▶ [Passage présenté]
========================================

Marie de Rabutin-Chantal, dite la marquise de Sévigné, née le 5 février 1626 à Paris et morte le 17 avril 1696 au château de Grignan, est une épistolière française.
Nous sentons plus que jamais que la mémoire est dans le cœur ; car, quand elle ne nous vient point de cet endroit, nous n’en avons pas plus que des lièvres.
Lettres de Madame de Sévigné, de sa famille et de ses amis, Marie de Rabutin-Chantal, marquise de Sévigné, éd. Hachette, 1862, t. 2, chap. 9 septembre 1671, lettre 201, p. 350-354 (texte intégral sur Wikisource)
J’admire comme l’on s’accoutume
aux maux et aux incommodités.
Qui m’aurait fait voir tout d’une vue
tout ce que j’ai souffert,
je n’aurais jamais cru y résister,
et jour à jour me voilà.
24 mars 1676, tome 2
Madame de Sévigné, Geneviève Haroche-Bouzinac, éd. Flammarion, 2023, p. 313
Il y a des femmes qu’il faudrait assommer à frais communs. Entendez-vous bien ce que je vous dis là ? Oui, il faudrait les assommer. La perfidie, la trahison, l’insolence, l’effronterie, sont les qualités dont elles font l’usage le plus ordinaire.
28 aout 1680, tome 2
Madame de Sévigné, Geneviève Haroche-Bouzinac, éd. Flammarion, 2023, p. 369
Je me souviens sans cesse du passé, dont le présent et l’avenir ne me console point. Voila un champ bien ample pour exercer un cœur aussi tendre et aussi peu fortifié que le mien.
11 décembre 1675, tome 2
Madame de Sévigné, Geneviève Haroche-Bouzinac, éd. Flammarion, 2023, p. 393
Je voudrais bien, au moins, ménager de ne pas aller plus loin, de ne point avancer dans ce chemin des infirmités, des douleurs, des pertes de mémoire, des défigurements qui sont près de m’outrager ; et j’entends une voix qui dit : « Il faut marcher malgré vous, ou bien, si vous ne voulez pas, il faut mourir », qui est une autre extrémité à qui la nature répugne. Voilà pourtant le sort de tout ce qui avance un peu trop.

========================================

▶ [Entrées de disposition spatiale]
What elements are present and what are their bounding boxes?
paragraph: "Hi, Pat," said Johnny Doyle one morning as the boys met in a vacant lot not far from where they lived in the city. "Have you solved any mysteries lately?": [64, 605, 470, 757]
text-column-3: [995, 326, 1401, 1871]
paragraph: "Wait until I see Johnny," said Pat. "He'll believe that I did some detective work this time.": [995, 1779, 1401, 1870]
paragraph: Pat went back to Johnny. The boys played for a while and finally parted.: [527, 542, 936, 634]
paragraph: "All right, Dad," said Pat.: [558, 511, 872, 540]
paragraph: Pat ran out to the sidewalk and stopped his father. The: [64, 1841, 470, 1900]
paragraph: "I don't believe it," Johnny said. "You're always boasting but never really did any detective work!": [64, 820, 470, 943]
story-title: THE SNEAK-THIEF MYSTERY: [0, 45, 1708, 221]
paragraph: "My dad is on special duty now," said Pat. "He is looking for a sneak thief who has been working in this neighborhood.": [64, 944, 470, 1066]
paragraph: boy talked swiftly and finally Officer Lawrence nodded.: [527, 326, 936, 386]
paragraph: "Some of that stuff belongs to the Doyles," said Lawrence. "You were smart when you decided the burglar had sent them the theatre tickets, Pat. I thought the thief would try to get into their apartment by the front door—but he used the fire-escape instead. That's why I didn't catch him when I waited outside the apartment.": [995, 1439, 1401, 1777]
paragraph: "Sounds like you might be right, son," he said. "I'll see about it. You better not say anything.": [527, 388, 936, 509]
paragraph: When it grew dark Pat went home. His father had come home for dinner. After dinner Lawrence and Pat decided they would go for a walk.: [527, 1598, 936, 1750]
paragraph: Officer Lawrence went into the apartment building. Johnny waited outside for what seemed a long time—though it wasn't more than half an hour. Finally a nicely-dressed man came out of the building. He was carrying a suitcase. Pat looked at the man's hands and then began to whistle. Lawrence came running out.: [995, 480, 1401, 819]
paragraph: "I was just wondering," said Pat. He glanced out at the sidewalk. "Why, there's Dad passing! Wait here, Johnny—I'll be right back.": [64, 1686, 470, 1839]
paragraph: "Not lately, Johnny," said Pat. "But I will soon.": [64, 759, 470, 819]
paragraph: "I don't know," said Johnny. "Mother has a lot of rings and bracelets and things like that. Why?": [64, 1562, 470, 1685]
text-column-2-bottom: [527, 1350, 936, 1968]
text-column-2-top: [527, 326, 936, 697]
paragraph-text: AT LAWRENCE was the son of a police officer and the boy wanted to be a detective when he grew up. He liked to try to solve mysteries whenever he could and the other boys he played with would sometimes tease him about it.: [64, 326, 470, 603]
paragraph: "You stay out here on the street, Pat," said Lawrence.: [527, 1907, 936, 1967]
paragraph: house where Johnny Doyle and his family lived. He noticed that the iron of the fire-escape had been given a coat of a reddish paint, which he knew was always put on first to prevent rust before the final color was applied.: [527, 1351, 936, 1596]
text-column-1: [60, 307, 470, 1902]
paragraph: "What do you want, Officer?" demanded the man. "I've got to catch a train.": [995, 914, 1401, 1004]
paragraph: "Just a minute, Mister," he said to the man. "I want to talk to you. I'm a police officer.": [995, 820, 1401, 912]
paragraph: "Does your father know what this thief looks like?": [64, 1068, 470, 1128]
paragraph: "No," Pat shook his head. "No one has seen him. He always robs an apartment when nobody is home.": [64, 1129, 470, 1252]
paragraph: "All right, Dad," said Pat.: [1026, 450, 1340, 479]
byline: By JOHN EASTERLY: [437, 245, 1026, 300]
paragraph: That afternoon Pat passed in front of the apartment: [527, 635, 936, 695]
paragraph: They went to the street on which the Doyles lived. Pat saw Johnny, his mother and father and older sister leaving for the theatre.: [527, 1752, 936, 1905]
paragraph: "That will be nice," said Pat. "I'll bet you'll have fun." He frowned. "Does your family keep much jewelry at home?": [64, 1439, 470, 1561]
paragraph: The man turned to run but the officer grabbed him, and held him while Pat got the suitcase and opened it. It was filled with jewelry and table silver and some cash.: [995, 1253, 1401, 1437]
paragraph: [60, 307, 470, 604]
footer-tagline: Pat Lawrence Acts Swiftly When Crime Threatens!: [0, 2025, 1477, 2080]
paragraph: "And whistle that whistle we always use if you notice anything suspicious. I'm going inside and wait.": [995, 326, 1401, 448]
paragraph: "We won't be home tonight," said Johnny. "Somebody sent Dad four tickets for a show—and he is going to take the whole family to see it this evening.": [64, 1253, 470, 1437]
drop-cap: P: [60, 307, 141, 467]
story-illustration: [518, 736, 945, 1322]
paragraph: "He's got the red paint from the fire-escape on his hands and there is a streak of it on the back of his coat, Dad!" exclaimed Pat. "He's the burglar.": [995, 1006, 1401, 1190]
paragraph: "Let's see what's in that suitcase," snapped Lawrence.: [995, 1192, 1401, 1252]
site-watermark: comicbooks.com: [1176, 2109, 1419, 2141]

========================================

▶ [Exercices]
A) Indiquez si chacune des affirmations suivantes concorde avec le passage présenté en répondant par oui ou par non, puis citez mot pour mot les termes qui tranchent. (i) La marquise de Sévigné est morte à Paris. (ii) L'édition Hachette des lettres date de 1862. (iii) L'ouvrage de Geneviève Haroche-Bouzinac a paru chez Flammarion en 2023.
B) Répondez brièvement à chaque question à partir du passage présenté.
(i) Quelle date de naissance y est donnée pour la marquise de Sévigné ?
(ii) Où se trouve la mémoire, selon la phrase sur les lièvres ?
(iii) Quelles qualités certaines femmes emploient-elles le plus ordinairement ?
C) Reproduisez à l'identique le passage présenté, depuis « Lettres de Madame » jusqu'à « le plus ordinaire. ».

▶ [Corrigés par exercice]
A)
(i) Non : « morte le 17 avril 1696 au château de Grignan ».
(ii) Oui : « éd. Hachette, 1862 ».
(iii) Oui : « éd. Flammarion, 2023 ».

B)
(i) Le 5 février 1626.
(ii) Dans le cœur.
(iii) La perfidie, la trahison, l'insolence et l'effronterie.

C)
Lettres de Madame de Sévigné, de sa famille et de ses amis, Marie de Rabutin-Chantal, marquise de Sévigné, éd. Hachette, 1862, t. 2, chap. 9 septembre 1671, lettre 201, p. 350-354 (texte intégral sur Wikisource)
J’admire comme l’on s’accoutume
aux maux et aux incommodités.
Qui m’aurait fait voir tout d’une vue
tout ce que j’ai souffert,
je n’aurais jamais cru y résister,
et jour à jour me voilà.
24 mars 1676, tome 2
Madame de Sévigné, Geneviève Haroche-Bouzinac, éd. Flammarion, 2023, p. 313
Il y a des femmes qu’il faudrait assommer à frais communs. Entendez-vous bien ce que je vous dis là ? Oui, il faudrait les assommer. La perfidie, la trahison, l’insolence, l’effronterie, sont les qualités dont elles font l’usage le plus ordinaire.